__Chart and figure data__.
[Start]

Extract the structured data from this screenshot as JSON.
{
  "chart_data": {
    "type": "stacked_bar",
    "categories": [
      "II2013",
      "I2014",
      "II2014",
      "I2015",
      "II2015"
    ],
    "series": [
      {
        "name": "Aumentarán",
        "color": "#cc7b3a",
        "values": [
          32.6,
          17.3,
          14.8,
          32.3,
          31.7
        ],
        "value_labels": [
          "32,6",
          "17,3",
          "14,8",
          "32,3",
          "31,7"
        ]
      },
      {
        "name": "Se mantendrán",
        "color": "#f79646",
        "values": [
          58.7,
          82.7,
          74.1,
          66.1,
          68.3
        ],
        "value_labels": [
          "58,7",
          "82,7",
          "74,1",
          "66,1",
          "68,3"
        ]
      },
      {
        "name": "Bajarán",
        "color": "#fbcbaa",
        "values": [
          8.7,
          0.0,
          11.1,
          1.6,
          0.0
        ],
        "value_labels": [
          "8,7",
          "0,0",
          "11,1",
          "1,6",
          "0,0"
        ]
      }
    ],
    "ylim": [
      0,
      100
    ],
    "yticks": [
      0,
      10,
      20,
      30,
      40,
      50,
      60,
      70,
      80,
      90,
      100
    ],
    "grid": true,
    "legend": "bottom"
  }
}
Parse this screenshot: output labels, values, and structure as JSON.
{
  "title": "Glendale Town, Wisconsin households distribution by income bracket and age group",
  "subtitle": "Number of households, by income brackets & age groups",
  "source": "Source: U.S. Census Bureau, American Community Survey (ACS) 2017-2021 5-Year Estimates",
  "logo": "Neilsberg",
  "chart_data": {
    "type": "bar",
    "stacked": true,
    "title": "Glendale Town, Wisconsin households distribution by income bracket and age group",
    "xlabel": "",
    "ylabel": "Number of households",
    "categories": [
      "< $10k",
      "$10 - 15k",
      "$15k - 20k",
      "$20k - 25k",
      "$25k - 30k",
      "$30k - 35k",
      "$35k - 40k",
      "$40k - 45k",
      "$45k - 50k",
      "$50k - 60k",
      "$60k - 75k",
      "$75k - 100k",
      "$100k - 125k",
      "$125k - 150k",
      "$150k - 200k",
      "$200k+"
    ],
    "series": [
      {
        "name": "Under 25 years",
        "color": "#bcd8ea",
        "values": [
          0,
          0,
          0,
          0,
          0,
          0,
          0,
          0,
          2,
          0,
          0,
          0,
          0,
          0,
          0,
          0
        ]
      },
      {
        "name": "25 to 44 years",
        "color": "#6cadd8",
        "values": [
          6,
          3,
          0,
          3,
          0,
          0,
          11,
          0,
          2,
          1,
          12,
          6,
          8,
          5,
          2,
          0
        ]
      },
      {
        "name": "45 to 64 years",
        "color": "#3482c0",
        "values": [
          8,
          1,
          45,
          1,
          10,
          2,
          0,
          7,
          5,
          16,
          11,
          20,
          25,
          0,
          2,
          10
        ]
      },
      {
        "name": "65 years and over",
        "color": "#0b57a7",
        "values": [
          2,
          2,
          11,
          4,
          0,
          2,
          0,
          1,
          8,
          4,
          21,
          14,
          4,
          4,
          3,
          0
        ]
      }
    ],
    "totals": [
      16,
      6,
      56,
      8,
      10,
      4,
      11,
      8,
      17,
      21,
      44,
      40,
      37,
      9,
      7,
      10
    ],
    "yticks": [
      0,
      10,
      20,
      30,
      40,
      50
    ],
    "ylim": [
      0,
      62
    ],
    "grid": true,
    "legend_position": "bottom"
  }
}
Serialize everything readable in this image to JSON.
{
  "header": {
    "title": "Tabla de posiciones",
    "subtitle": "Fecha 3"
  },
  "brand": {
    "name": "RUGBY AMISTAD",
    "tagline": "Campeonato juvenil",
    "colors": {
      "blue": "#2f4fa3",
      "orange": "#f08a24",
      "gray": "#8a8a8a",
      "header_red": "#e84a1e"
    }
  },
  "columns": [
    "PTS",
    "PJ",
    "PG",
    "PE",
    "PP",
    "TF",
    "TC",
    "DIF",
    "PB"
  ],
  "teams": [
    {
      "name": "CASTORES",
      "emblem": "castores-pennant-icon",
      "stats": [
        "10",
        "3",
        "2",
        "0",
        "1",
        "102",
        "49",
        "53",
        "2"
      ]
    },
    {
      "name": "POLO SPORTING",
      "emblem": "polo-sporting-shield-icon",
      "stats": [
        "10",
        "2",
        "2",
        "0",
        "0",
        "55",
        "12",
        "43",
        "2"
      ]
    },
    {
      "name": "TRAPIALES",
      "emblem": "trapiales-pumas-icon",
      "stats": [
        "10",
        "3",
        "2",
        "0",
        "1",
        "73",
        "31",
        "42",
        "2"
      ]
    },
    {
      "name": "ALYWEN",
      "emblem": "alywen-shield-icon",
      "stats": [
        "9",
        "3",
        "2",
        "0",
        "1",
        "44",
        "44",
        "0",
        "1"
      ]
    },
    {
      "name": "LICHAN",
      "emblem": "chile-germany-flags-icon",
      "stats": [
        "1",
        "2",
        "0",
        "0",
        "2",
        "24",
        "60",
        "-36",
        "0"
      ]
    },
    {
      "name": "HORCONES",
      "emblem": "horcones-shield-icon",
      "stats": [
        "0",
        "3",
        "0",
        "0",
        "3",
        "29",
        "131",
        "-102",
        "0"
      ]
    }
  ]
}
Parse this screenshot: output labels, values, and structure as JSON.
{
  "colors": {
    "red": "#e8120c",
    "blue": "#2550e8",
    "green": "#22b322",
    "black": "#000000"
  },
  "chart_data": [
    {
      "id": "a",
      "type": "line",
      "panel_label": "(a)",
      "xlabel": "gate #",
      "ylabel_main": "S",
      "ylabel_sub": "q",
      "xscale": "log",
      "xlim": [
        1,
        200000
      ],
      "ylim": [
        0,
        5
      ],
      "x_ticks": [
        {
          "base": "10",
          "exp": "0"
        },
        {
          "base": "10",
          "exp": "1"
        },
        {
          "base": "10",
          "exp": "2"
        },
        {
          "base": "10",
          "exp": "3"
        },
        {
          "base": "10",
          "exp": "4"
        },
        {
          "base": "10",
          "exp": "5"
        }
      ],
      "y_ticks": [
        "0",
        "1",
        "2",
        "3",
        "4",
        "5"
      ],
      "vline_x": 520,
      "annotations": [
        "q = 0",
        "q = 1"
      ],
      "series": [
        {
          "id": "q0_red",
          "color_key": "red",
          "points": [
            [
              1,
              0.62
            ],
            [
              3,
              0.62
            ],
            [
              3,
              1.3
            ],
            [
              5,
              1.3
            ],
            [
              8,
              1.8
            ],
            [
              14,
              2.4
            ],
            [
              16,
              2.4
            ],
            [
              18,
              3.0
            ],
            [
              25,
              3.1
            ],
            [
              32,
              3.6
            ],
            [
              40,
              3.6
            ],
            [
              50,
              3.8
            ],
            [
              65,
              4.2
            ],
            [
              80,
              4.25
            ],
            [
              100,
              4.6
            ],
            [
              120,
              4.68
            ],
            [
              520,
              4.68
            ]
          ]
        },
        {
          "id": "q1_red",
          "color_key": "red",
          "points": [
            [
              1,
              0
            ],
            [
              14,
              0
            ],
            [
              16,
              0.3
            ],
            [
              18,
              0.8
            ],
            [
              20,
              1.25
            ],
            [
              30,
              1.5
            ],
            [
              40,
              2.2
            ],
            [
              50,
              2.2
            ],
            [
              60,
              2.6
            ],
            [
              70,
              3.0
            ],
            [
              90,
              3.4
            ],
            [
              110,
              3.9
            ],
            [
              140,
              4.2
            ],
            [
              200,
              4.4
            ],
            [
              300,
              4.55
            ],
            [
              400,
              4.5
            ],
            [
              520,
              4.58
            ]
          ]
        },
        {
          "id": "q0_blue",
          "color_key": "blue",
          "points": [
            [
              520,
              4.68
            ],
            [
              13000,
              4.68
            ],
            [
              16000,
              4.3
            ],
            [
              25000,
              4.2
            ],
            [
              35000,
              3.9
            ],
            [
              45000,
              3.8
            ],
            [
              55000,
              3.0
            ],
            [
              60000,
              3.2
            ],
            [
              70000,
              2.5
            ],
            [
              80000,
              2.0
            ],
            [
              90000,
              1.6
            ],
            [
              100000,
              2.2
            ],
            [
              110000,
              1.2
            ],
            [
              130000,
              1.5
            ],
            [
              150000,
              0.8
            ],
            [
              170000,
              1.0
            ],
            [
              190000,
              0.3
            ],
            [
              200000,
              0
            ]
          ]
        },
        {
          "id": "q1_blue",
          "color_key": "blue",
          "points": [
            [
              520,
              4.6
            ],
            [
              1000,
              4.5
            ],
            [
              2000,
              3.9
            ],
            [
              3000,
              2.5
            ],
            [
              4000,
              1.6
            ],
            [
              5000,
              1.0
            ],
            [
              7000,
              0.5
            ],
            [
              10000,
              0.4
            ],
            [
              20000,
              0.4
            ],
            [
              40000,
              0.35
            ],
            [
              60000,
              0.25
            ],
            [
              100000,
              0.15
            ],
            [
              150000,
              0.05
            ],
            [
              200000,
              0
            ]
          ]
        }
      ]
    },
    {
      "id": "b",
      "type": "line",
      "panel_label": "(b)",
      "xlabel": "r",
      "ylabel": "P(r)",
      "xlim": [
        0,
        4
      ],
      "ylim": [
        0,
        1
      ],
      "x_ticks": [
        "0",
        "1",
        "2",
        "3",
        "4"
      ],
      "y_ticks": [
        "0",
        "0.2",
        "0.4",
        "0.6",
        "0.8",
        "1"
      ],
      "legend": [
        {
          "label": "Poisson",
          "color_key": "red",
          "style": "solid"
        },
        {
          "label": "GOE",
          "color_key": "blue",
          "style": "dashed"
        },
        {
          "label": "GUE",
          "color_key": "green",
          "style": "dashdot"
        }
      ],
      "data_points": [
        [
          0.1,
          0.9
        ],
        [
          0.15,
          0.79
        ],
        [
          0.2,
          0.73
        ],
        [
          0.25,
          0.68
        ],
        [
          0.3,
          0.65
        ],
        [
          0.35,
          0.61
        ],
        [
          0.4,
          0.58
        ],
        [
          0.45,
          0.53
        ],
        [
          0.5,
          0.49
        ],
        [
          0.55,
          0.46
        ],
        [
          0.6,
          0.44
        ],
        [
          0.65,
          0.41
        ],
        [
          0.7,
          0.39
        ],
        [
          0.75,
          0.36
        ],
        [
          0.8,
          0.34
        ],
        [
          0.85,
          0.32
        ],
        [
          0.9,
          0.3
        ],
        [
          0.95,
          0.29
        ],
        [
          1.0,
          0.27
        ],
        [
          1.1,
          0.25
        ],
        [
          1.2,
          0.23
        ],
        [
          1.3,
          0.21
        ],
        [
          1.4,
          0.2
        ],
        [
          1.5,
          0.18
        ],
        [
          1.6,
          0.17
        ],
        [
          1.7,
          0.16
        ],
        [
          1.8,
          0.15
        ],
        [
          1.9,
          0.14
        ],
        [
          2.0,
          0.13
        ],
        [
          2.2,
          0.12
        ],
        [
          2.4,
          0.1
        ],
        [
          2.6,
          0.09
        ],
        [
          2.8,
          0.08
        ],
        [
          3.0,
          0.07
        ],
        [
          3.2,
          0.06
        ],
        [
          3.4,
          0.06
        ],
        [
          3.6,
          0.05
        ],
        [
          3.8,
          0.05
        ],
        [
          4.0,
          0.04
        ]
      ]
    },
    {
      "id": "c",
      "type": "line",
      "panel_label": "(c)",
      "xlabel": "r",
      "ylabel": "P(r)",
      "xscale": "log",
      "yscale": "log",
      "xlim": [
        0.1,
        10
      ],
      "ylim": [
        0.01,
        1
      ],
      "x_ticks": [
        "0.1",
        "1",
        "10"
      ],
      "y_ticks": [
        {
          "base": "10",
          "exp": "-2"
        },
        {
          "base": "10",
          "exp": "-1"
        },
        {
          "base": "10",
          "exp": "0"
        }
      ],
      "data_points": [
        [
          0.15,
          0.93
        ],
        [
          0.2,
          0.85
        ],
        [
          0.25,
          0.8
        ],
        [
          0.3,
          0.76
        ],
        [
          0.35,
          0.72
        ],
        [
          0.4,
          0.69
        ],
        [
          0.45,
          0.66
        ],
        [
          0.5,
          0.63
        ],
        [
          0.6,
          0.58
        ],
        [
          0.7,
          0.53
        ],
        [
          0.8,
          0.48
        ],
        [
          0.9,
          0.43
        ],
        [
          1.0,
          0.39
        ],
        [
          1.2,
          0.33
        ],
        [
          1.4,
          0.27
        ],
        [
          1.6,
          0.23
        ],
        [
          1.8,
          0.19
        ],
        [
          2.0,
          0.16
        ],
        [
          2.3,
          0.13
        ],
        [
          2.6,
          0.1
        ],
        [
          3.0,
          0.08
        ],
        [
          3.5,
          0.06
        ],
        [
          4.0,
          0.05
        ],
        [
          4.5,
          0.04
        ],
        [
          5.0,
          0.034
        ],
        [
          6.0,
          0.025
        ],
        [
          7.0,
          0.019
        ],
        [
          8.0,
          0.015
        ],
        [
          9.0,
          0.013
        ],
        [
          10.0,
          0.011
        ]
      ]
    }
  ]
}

[End]

__What is asked__.
Report how many lines hold the string "Town", giving the number and nothing else.

__Output of the task__.
2